** BEGIN RECORDS FOR THE EXERCISE **

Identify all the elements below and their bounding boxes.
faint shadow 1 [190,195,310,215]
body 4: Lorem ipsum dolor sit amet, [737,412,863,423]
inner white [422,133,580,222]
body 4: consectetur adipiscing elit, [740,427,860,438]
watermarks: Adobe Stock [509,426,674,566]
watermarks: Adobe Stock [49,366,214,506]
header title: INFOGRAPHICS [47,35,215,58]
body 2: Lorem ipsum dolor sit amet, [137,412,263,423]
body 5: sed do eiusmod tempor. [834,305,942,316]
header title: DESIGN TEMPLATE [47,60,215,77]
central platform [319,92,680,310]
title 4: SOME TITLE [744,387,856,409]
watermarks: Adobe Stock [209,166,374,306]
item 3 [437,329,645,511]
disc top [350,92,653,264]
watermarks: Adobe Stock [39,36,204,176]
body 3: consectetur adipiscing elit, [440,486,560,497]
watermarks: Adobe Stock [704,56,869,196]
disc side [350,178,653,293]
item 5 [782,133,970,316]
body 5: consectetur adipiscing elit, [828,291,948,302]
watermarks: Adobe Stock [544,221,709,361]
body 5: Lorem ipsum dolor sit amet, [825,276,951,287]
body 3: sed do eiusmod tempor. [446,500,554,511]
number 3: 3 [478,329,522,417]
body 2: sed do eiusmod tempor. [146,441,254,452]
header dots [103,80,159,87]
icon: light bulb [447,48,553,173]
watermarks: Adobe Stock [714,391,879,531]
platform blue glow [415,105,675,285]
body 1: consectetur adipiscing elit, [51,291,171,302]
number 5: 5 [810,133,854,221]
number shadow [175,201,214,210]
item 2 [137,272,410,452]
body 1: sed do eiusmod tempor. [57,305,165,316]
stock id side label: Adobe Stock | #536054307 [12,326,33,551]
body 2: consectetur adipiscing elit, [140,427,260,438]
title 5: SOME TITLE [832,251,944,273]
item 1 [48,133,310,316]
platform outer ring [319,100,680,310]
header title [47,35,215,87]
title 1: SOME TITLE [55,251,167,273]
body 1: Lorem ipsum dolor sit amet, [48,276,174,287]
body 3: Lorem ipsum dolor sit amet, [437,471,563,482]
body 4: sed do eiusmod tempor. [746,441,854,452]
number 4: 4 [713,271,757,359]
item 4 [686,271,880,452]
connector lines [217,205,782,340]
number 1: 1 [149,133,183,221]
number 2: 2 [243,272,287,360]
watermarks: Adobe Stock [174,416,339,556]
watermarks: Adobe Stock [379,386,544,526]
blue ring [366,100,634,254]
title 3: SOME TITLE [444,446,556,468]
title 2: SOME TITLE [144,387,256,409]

** END RECORDS FOR THE EXERCISE **
** BEGIN RECORDS FOR THE EXERCISE **

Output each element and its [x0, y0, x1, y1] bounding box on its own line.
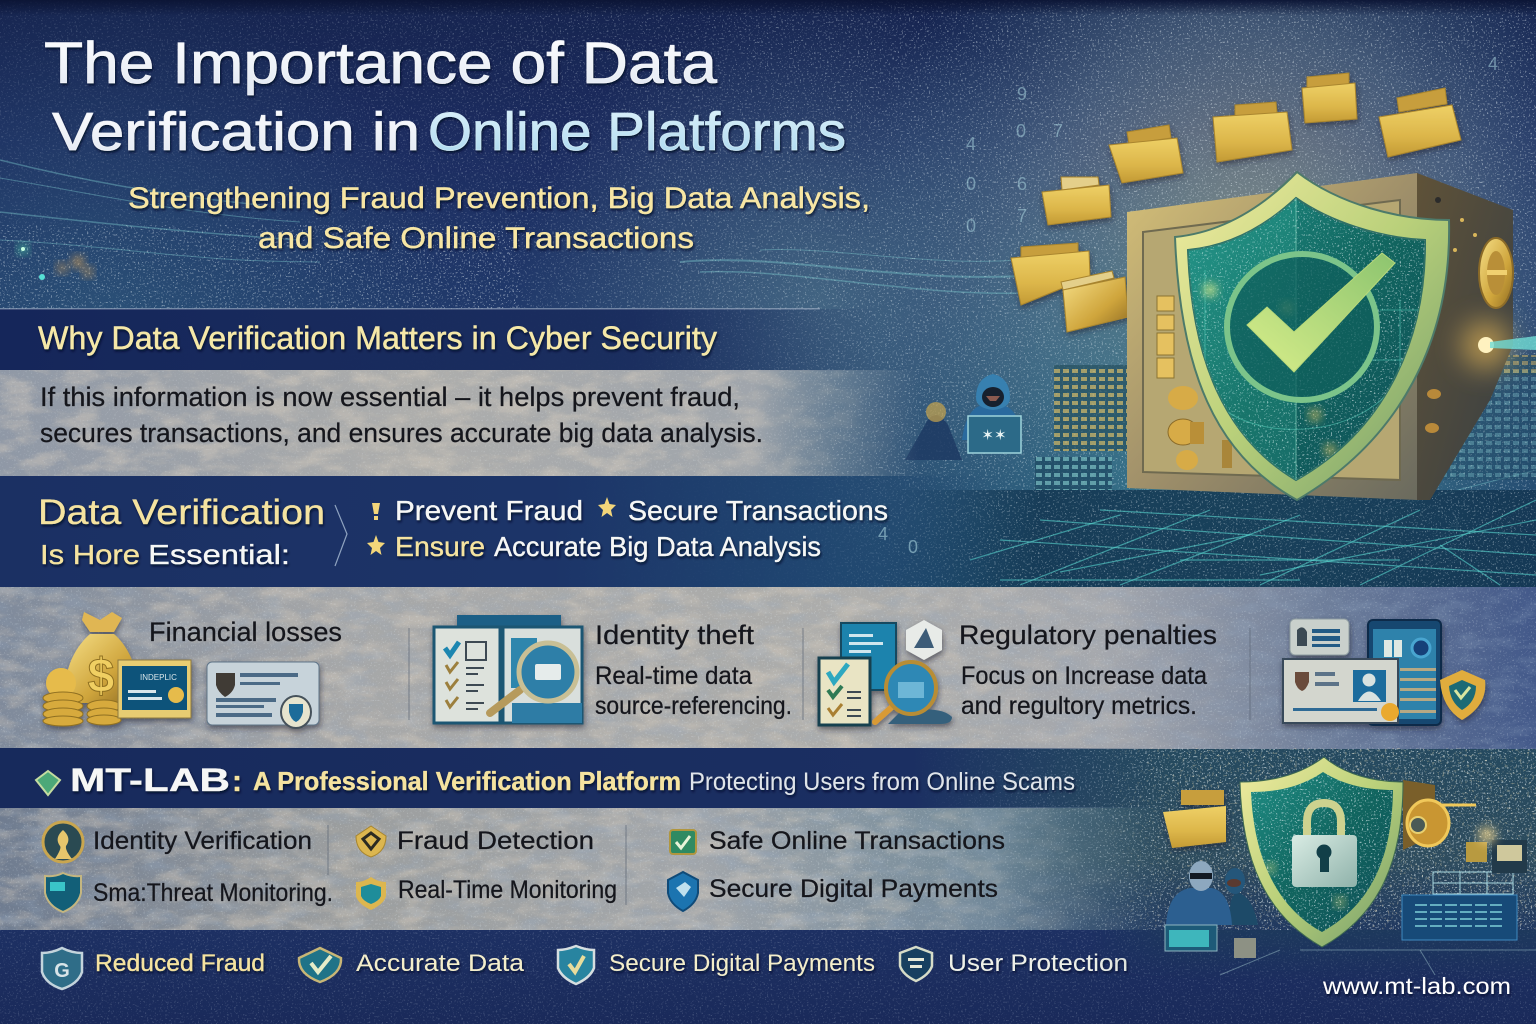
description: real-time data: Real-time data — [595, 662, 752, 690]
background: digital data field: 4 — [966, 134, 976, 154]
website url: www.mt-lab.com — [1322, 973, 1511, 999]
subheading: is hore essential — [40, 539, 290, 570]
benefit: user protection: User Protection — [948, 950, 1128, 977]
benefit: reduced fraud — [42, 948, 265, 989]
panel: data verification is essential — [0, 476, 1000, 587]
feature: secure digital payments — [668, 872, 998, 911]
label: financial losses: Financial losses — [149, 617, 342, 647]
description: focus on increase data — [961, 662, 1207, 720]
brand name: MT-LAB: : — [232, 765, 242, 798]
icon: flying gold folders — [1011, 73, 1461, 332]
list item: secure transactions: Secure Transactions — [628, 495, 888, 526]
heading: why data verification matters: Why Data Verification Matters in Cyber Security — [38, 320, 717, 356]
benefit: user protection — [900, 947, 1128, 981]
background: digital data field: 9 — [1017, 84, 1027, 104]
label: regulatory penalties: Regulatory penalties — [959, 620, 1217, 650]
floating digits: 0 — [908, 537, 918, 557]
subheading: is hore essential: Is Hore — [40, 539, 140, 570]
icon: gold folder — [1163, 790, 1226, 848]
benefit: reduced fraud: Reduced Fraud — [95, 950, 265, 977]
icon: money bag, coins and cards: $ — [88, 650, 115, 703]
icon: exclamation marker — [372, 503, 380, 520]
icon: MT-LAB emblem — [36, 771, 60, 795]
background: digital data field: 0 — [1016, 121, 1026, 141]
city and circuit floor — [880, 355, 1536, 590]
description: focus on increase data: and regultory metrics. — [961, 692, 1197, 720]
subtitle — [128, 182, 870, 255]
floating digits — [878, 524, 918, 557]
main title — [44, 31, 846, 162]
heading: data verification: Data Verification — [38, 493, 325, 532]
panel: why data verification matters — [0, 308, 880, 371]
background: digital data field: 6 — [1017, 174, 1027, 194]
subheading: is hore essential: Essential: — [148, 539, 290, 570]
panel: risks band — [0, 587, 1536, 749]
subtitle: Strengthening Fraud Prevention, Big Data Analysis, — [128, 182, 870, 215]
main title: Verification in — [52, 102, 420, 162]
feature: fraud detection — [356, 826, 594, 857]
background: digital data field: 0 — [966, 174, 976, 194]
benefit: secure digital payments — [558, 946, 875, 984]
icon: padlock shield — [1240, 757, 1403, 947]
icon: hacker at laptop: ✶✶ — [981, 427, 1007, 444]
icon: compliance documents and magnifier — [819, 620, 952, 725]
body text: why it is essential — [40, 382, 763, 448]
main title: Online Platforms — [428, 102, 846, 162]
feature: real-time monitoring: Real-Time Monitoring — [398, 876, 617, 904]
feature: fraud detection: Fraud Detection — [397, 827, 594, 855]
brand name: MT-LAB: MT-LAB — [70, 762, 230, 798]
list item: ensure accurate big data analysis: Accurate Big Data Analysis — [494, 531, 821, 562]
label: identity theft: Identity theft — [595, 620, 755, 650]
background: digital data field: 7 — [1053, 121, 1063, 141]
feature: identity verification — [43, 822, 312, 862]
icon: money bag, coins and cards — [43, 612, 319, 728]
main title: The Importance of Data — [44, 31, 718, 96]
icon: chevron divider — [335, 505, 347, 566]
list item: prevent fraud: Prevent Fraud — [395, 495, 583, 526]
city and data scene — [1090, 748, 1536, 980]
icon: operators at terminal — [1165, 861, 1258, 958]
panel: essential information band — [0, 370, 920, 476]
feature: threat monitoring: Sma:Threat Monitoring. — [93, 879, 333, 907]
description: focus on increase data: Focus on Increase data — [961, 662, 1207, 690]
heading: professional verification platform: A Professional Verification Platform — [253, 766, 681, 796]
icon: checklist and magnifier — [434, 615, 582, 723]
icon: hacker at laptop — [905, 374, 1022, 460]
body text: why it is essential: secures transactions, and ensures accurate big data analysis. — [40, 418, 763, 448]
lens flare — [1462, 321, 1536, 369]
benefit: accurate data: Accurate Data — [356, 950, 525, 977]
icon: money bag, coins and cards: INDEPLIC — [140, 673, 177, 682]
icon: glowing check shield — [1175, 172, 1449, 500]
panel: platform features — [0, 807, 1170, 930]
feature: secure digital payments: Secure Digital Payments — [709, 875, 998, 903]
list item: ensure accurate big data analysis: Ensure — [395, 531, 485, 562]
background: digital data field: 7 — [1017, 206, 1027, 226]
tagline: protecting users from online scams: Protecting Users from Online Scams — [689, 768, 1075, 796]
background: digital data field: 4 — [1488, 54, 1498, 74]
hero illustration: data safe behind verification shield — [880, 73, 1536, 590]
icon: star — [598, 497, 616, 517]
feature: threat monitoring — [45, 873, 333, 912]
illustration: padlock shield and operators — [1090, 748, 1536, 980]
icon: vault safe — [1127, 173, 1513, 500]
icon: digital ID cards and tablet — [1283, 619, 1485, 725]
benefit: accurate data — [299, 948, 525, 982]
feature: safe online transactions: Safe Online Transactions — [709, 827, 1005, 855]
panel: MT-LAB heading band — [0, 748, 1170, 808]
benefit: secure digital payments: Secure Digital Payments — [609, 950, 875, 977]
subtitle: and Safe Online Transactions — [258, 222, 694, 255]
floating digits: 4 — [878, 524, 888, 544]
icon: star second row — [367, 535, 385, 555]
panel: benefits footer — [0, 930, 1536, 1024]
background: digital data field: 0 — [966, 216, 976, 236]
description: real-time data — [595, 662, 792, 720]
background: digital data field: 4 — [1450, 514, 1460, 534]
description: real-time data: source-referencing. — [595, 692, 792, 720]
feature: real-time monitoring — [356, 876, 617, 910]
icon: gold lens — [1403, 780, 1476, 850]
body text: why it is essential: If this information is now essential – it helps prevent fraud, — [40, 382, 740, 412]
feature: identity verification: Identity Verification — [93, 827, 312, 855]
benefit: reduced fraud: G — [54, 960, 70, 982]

** END RECORDS FOR THE EXERCISE **
** BEGIN RECORDS FOR THE EXERCISE **

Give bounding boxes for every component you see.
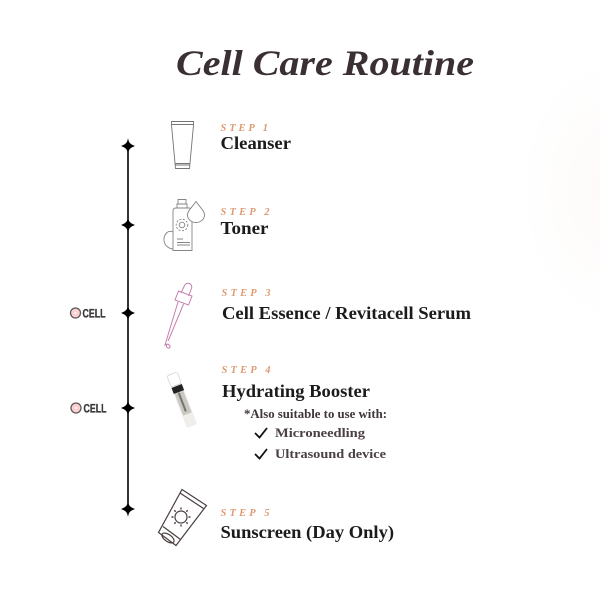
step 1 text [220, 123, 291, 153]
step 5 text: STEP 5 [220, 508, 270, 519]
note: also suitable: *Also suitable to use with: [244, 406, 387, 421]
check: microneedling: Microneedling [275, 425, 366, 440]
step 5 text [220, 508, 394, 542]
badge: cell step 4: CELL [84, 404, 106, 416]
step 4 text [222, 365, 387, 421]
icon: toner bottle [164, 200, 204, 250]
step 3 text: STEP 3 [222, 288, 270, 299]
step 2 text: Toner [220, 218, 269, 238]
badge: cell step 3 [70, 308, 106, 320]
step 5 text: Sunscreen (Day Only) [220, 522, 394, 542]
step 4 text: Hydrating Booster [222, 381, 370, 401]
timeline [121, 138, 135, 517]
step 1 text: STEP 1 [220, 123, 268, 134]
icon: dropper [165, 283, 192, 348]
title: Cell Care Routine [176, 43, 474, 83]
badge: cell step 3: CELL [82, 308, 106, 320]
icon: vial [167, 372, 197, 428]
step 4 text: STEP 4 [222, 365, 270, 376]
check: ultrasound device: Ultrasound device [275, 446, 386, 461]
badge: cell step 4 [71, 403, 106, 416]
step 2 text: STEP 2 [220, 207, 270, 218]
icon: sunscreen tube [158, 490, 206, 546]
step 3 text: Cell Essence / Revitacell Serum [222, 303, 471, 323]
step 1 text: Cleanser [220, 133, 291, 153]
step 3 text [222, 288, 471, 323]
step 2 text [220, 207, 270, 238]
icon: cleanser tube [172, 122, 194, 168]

** END RECORDS FOR THE EXERCISE **

TASK INSTRUCTIONS: Please turn the lines of the records that begin at the line containing "Identify all the" and stop after the line containing "stock id side" into a JSON list of strings, one string per line, leaving out blank lines. Include only those lines.

OUTPUT FOR THIS EXERCISE:
[
  "Identify all the elements below and their bounding boxes.",
  "faint shadow 1 [190,195,310,215]",
  "body 4: Lorem ipsum dolor sit amet, [737,412,863,423]",
  "inner white [422,133,580,222]",
  "body 4: consectetur adipiscing elit, [740,427,860,438]",
  "watermarks: Adobe Stock [509,426,674,566]",
  "watermarks: Adobe Stock [49,366,214,506]",
  "header title: INFOGRAPHICS [47,35,215,58]",
  "body 2: Lorem ipsum dolor sit amet, [137,412,263,423]",
  "body 5: sed do eiusmod tempor. [834,305,942,316]",
  "header title: DESIGN TEMPLATE [47,60,215,77]",
  "central platform [319,92,680,310]",
  "title 4: SOME TITLE [744,387,856,409]",
  "watermarks: Adobe Stock [209,166,374,306]",
  "item 3 [437,329,645,511]",
  "disc top [350,92,653,264]",
  "watermarks: Adobe Stock [39,36,204,176]",
  "body 3: consectetur adipiscing elit, [440,486,560,497]",
  "watermarks: Adobe Stock [704,56,869,196]",
  "disc side [350,178,653,293]",
  "item 5 [782,133,970,316]",
  "body 5: consectetur adipiscing elit, [828,291,948,302]",
  "watermarks: Adobe Stock [544,221,709,361]",
  "body 5: Lorem ipsum dolor sit amet, [825,276,951,287]",
  "body 3: sed do eiusmod tempor. [446,500,554,511]",
  "number 3: 3 [478,329,522,417]",
  "body 2: sed do eiusmod tempor. [146,441,254,452]",
  "header dots [103,80,159,87]",
  "icon: light bulb [447,48,553,173]",
  "watermarks: Adobe Stock [714,391,879,531]",
  "platform blue glow [415,105,675,285]",
  "body 1: consectetur adipiscing elit, [51,291,171,302]",
  "number 5: 5 [810,133,854,221]",
  "number shadow [175,201,214,210]",
  "item 2 [137,272,410,452]",
  "body 1: sed do eiusmod tempor. [57,305,165,316]",
  "stock id side label: Adobe Stock | #536054307 [12,326,33,551]"
]